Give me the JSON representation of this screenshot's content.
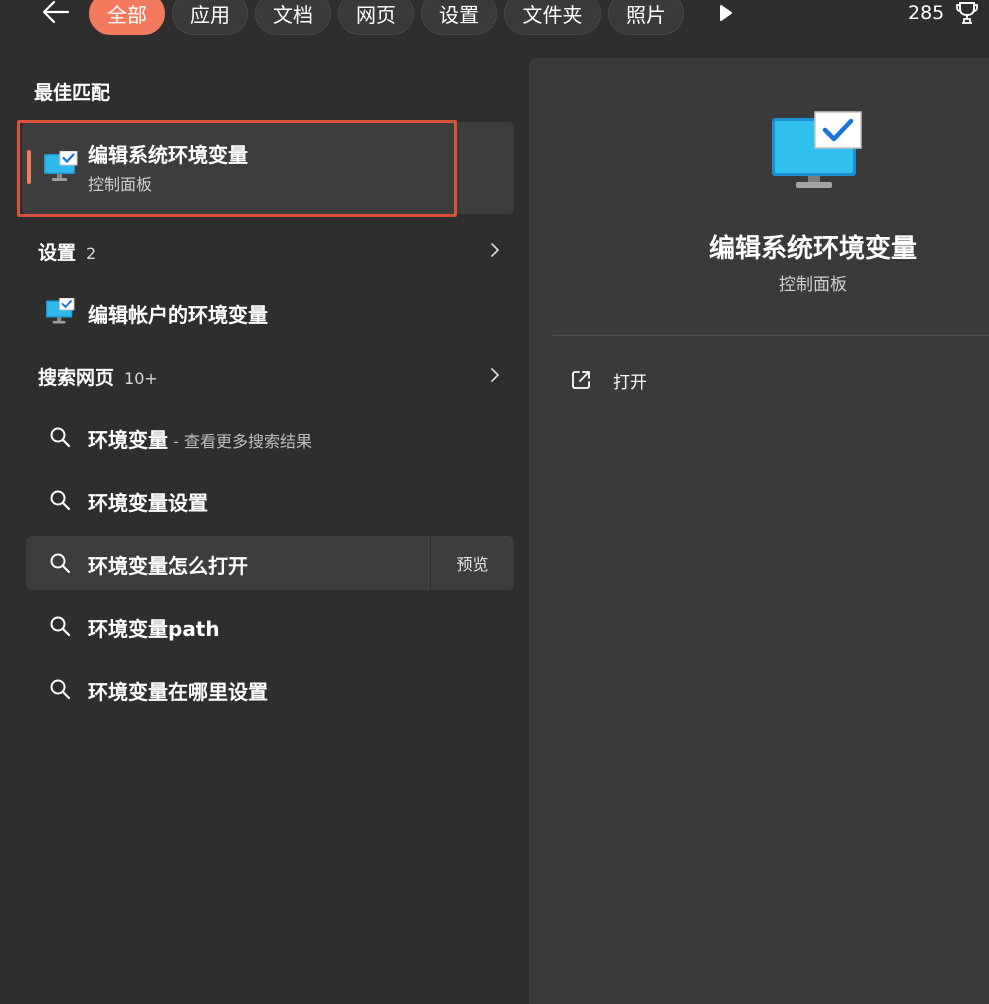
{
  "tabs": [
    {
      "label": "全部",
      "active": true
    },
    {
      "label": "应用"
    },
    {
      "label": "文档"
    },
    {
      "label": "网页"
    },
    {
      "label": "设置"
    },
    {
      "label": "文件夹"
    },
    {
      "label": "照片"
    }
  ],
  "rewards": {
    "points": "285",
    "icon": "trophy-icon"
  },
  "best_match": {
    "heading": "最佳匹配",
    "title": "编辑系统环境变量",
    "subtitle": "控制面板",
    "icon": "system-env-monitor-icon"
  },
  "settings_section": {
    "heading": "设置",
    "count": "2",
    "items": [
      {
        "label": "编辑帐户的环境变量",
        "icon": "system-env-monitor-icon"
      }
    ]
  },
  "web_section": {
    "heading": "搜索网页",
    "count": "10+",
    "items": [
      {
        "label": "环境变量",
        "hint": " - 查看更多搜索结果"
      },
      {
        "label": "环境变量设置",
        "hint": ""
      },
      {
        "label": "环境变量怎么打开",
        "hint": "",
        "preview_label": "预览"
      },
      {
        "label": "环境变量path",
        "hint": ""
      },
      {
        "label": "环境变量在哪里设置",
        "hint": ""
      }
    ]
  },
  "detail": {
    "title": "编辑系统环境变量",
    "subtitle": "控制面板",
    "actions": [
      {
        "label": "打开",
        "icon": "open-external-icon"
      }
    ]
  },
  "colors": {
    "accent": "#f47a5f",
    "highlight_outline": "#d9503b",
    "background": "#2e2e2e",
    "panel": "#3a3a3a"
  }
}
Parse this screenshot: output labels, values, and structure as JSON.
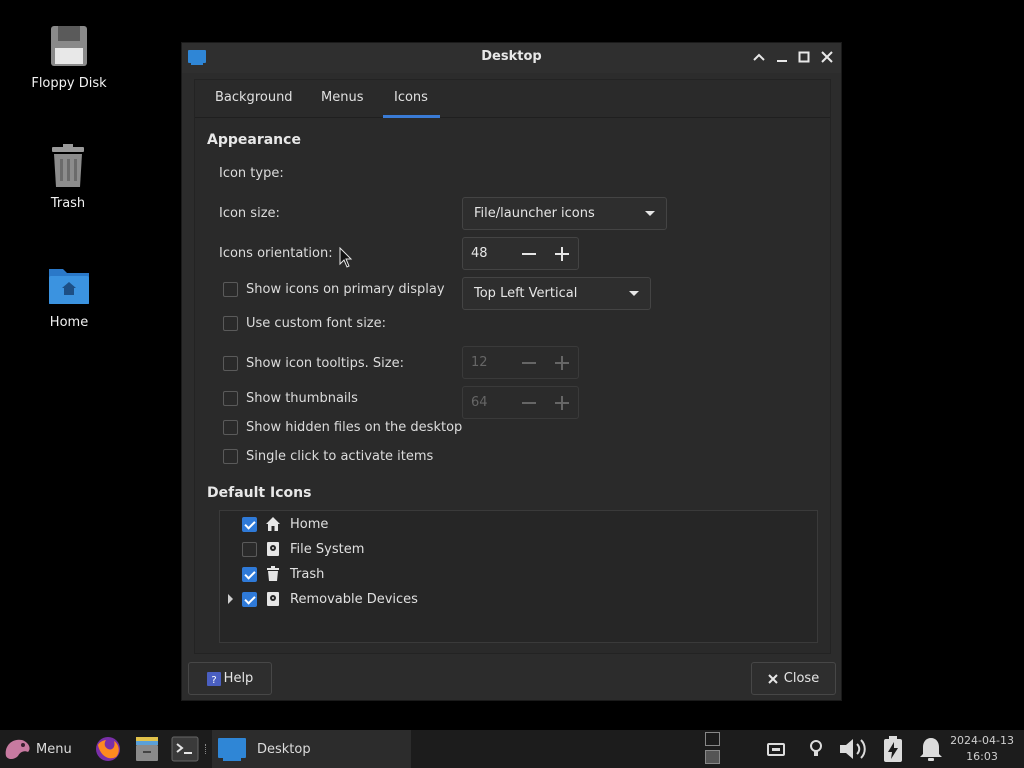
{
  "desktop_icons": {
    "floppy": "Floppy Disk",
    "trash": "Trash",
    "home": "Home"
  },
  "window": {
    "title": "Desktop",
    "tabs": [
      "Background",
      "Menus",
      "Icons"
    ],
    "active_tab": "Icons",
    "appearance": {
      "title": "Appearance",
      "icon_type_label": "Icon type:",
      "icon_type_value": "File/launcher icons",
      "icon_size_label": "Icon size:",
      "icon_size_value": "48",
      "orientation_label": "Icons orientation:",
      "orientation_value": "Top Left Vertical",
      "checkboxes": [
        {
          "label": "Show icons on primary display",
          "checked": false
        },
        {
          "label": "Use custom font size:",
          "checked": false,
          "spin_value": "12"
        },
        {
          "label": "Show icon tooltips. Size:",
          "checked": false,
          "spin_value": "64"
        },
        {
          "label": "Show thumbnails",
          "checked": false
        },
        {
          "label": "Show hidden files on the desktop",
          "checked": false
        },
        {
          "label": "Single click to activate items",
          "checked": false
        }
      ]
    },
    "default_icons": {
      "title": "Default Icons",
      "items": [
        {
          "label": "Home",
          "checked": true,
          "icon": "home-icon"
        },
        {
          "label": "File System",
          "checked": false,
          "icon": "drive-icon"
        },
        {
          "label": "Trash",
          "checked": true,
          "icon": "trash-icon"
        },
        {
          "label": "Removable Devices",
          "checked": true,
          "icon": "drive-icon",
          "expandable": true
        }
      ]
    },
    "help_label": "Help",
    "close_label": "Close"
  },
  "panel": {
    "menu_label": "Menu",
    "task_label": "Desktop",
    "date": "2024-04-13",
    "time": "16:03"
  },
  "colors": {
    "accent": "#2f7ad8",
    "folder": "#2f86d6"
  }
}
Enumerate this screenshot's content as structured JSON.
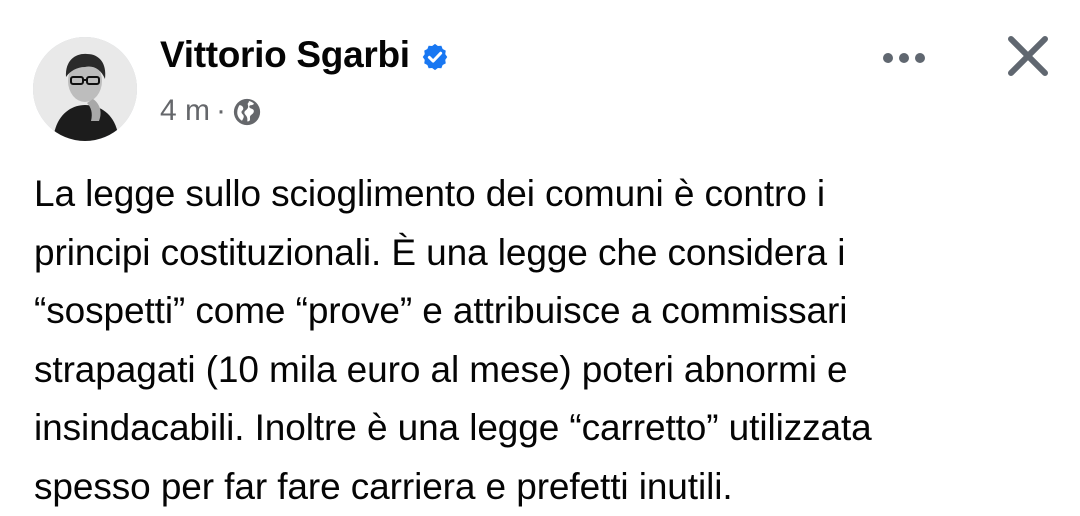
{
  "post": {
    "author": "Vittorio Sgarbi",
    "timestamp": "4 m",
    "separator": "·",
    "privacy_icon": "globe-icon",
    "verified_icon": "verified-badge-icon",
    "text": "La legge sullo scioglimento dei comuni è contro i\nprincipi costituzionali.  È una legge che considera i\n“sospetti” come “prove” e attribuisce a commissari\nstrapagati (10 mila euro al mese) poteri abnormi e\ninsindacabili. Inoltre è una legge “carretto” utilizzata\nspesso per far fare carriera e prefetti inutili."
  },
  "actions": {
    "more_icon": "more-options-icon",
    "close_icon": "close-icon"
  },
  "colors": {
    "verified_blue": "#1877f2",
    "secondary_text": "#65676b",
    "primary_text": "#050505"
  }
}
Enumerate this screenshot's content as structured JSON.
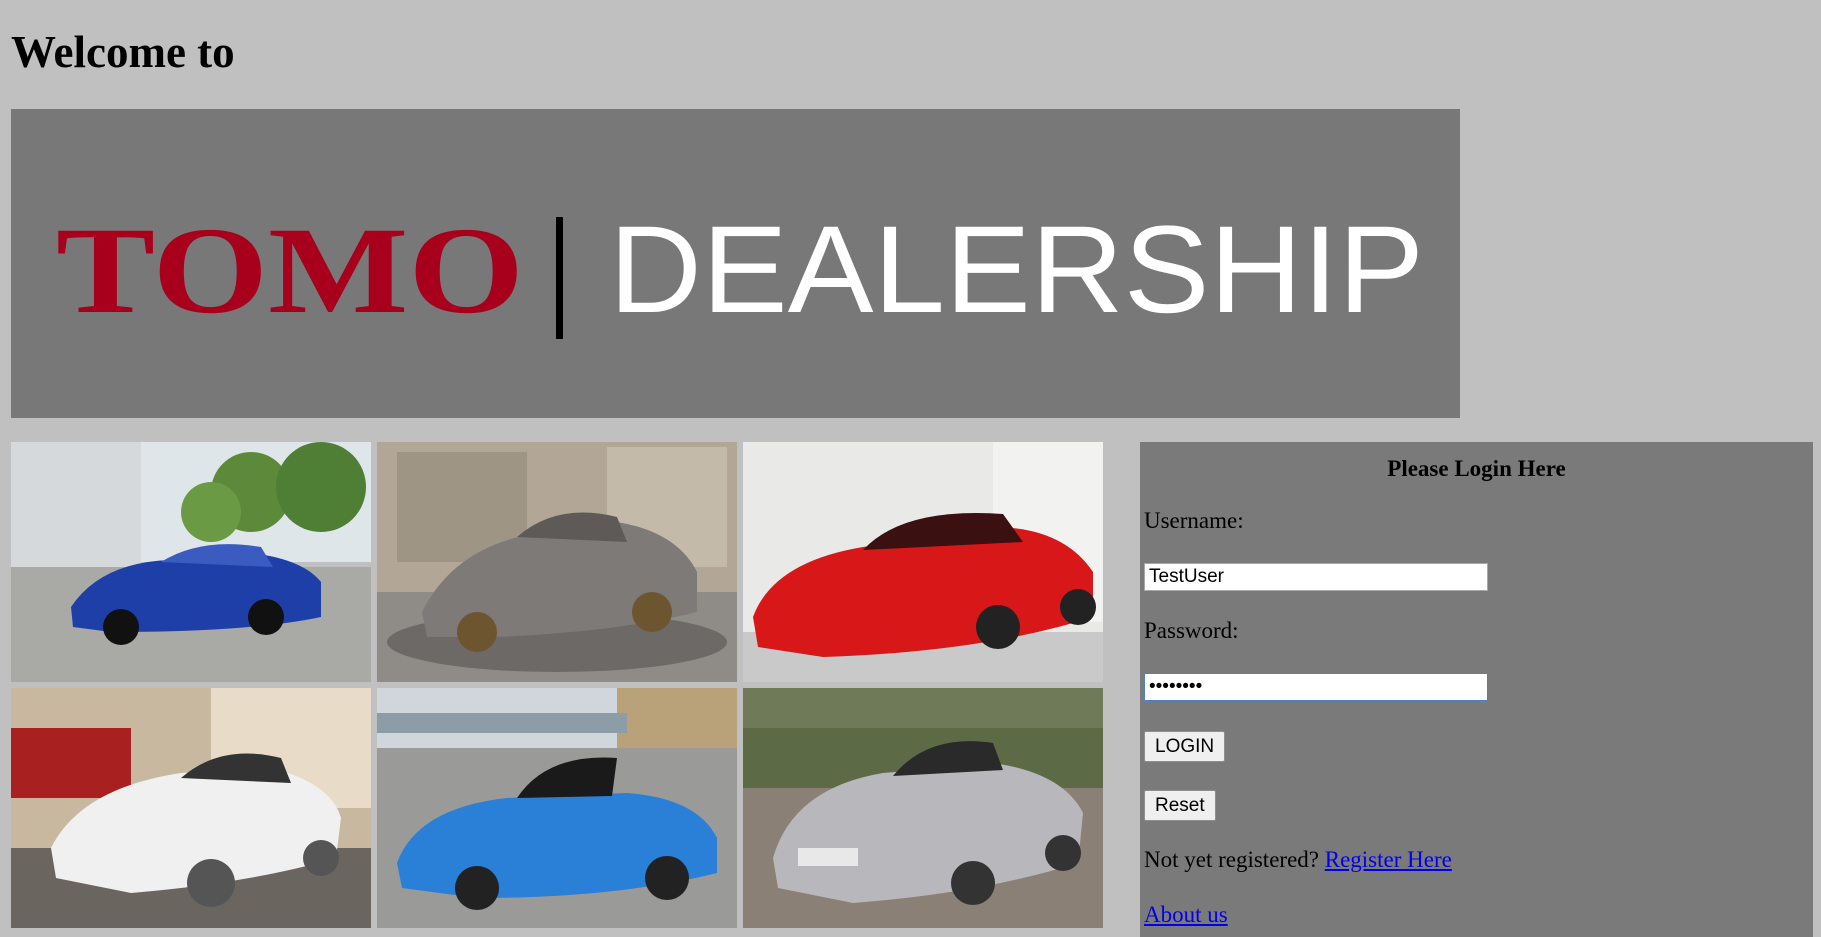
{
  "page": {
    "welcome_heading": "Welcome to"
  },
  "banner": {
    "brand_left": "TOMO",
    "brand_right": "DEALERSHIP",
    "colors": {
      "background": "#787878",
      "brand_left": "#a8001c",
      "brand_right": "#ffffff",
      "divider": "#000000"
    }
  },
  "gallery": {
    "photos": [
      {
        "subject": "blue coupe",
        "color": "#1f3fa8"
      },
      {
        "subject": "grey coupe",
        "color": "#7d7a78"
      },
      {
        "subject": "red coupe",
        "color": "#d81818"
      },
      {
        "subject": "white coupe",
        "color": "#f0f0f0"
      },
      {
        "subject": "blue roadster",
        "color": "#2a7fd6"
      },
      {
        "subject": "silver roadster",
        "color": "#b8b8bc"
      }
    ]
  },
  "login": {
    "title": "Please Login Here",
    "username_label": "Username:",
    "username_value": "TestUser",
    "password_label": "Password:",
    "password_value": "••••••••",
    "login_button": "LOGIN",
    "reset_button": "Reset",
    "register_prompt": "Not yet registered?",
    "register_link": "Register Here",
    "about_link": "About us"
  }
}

-=-=-=-=-

**THE PROBLEM**
Output all of the entries verbatim, leaving out any images.

**CORRECT RESULT**
Give me the JSON representation of this screenshot's content.
{
  "tabs": [
    {
      "label": "全部",
      "active": true
    },
    {
      "label": "应用"
    },
    {
      "label": "文档"
    },
    {
      "label": "网页"
    },
    {
      "label": "设置"
    },
    {
      "label": "文件夹"
    },
    {
      "label": "照片"
    }
  ],
  "rewards": {
    "points": "285",
    "icon": "trophy-icon"
  },
  "best_match": {
    "heading": "最佳匹配",
    "title": "编辑系统环境变量",
    "subtitle": "控制面板",
    "icon": "system-env-monitor-icon"
  },
  "settings_section": {
    "heading": "设置",
    "count": "2",
    "items": [
      {
        "label": "编辑帐户的环境变量",
        "icon": "system-env-monitor-icon"
      }
    ]
  },
  "web_section": {
    "heading": "搜索网页",
    "count": "10+",
    "items": [
      {
        "label": "环境变量",
        "hint": " - 查看更多搜索结果"
      },
      {
        "label": "环境变量设置",
        "hint": ""
      },
      {
        "label": "环境变量怎么打开",
        "hint": "",
        "preview_label": "预览"
      },
      {
        "label": "环境变量path",
        "hint": ""
      },
      {
        "label": "环境变量在哪里设置",
        "hint": ""
      }
    ]
  },
  "detail": {
    "title": "编辑系统环境变量",
    "subtitle": "控制面板",
    "actions": [
      {
        "label": "打开",
        "icon": "open-external-icon"
      }
    ]
  },
  "colors": {
    "accent": "#f47a5f",
    "highlight_outline": "#d9503b",
    "background": "#2e2e2e",
    "panel": "#3a3a3a"
  }
}
Parse this screenshot: output labels, values, and structure as JSON.
{
  "desktop_icons": {
    "floppy": "Floppy Disk",
    "trash": "Trash",
    "home": "Home"
  },
  "window": {
    "title": "Desktop",
    "tabs": [
      "Background",
      "Menus",
      "Icons"
    ],
    "active_tab": "Icons",
    "appearance": {
      "title": "Appearance",
      "icon_type_label": "Icon type:",
      "icon_type_value": "File/launcher icons",
      "icon_size_label": "Icon size:",
      "icon_size_value": "48",
      "orientation_label": "Icons orientation:",
      "orientation_value": "Top Left Vertical",
      "checkboxes": [
        {
          "label": "Show icons on primary display",
          "checked": false
        },
        {
          "label": "Use custom font size:",
          "checked": false,
          "spin_value": "12"
        },
        {
          "label": "Show icon tooltips. Size:",
          "checked": false,
          "spin_value": "64"
        },
        {
          "label": "Show thumbnails",
          "checked": false
        },
        {
          "label": "Show hidden files on the desktop",
          "checked": false
        },
        {
          "label": "Single click to activate items",
          "checked": false
        }
      ]
    },
    "default_icons": {
      "title": "Default Icons",
      "items": [
        {
          "label": "Home",
          "checked": true,
          "icon": "home-icon"
        },
        {
          "label": "File System",
          "checked": false,
          "icon": "drive-icon"
        },
        {
          "label": "Trash",
          "checked": true,
          "icon": "trash-icon"
        },
        {
          "label": "Removable Devices",
          "checked": true,
          "icon": "drive-icon",
          "expandable": true
        }
      ]
    },
    "help_label": "Help",
    "close_label": "Close"
  },
  "panel": {
    "menu_label": "Menu",
    "task_label": "Desktop",
    "date": "2024-04-13",
    "time": "16:03"
  },
  "colors": {
    "accent": "#2f7ad8",
    "folder": "#2f86d6"
  }
}
Enumerate this screenshot's content as structured JSON.
{
  "post": {
    "author": "Vittorio Sgarbi",
    "timestamp": "4 m",
    "separator": "·",
    "privacy_icon": "globe-icon",
    "verified_icon": "verified-badge-icon",
    "text": "La legge sullo scioglimento dei comuni è contro i\nprincipi costituzionali.  È una legge che considera i\n“sospetti” come “prove” e attribuisce a commissari\nstrapagati (10 mila euro al mese) poteri abnormi e\ninsindacabili. Inoltre è una legge “carretto” utilizzata\nspesso per far fare carriera e prefetti inutili."
  },
  "actions": {
    "more_icon": "more-options-icon",
    "close_icon": "close-icon"
  },
  "colors": {
    "verified_blue": "#1877f2",
    "secondary_text": "#65676b",
    "primary_text": "#050505"
  }
}
Enumerate this screenshot's content as structured JSON.
{
  "page": {
    "welcome_heading": "Welcome to"
  },
  "banner": {
    "brand_left": "TOMO",
    "brand_right": "DEALERSHIP",
    "colors": {
      "background": "#787878",
      "brand_left": "#a8001c",
      "brand_right": "#ffffff",
      "divider": "#000000"
    }
  },
  "gallery": {
    "photos": [
      {
        "subject": "blue coupe",
        "color": "#1f3fa8"
      },
      {
        "subject": "grey coupe",
        "color": "#7d7a78"
      },
      {
        "subject": "red coupe",
        "color": "#d81818"
      },
      {
        "subject": "white coupe",
        "color": "#f0f0f0"
      },
      {
        "subject": "blue roadster",
        "color": "#2a7fd6"
      },
      {
        "subject": "silver roadster",
        "color": "#b8b8bc"
      }
    ]
  },
  "login": {
    "title": "Please Login Here",
    "username_label": "Username:",
    "username_value": "TestUser",
    "password_label": "Password:",
    "password_value": "••••••••",
    "login_button": "LOGIN",
    "reset_button": "Reset",
    "register_prompt": "Not yet registered?",
    "register_link": "Register Here",
    "about_link": "About us"
  }
}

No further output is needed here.